[Stored data]
———

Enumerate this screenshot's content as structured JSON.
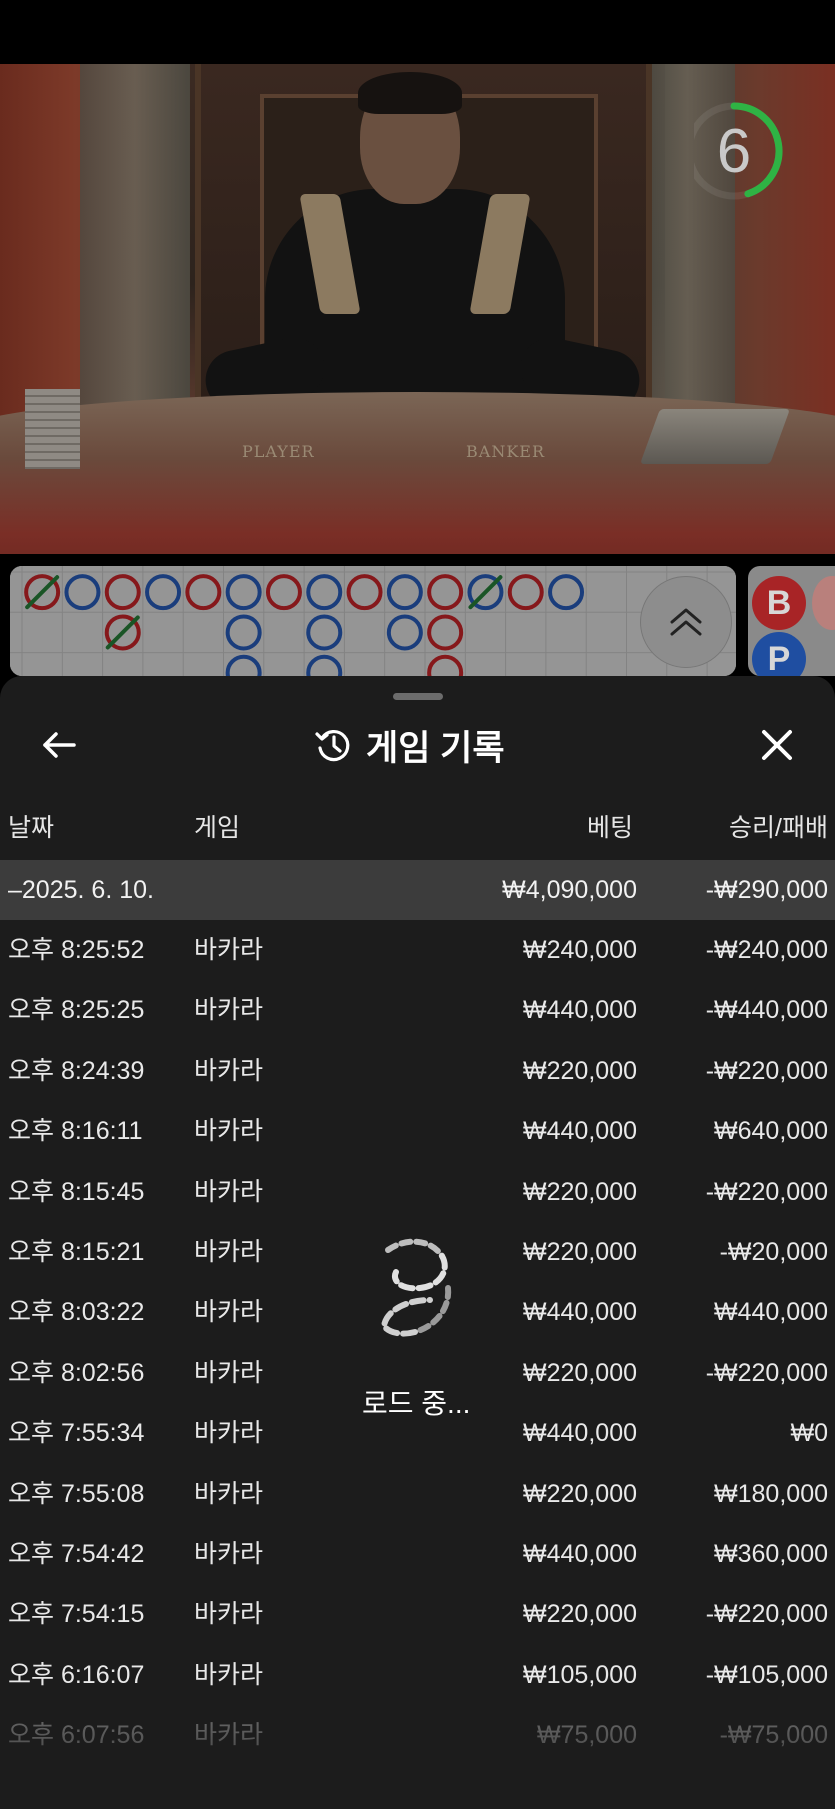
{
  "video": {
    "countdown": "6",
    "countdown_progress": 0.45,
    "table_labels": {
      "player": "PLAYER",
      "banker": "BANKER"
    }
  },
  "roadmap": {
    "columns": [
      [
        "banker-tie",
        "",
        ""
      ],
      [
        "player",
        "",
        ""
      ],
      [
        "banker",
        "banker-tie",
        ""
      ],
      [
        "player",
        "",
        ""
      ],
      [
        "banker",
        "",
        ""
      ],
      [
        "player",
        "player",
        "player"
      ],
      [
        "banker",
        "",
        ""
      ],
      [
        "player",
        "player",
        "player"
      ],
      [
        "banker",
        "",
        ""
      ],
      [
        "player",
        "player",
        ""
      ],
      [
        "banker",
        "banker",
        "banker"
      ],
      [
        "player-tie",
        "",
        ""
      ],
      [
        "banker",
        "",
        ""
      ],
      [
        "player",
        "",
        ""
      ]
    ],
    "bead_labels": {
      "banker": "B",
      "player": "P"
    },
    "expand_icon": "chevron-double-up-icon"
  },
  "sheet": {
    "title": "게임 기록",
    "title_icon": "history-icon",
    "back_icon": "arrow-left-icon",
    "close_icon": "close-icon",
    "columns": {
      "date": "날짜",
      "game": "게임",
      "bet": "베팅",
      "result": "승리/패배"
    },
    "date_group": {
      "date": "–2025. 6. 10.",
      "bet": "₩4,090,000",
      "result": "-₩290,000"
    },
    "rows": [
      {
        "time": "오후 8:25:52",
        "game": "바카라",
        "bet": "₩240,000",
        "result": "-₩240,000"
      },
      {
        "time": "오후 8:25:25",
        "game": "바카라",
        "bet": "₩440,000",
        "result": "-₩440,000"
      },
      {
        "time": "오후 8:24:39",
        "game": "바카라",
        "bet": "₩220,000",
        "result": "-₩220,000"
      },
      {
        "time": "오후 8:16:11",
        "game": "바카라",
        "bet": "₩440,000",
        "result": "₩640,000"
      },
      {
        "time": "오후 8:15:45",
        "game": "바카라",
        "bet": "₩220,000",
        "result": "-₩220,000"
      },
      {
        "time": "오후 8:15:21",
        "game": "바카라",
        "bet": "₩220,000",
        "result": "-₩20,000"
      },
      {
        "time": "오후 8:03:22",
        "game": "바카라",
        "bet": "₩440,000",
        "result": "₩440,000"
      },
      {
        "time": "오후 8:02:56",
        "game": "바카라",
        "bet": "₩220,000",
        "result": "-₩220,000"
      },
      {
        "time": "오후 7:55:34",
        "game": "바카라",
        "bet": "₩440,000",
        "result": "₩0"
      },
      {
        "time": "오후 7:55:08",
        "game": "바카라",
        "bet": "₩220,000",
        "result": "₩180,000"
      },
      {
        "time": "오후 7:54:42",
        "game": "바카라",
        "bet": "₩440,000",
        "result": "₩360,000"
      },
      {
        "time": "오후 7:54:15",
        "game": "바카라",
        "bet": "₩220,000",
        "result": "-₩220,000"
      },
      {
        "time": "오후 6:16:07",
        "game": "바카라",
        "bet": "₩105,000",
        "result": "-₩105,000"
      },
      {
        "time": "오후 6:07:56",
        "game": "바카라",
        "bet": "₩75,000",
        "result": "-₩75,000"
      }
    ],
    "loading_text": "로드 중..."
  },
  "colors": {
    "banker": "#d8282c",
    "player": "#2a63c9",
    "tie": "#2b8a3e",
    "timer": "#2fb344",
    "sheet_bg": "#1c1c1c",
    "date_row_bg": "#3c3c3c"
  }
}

———

#### [AIM]
Report how many lines in the data contain the word "icon", with no words besides the number.

#### [ANSWER BELOW]
4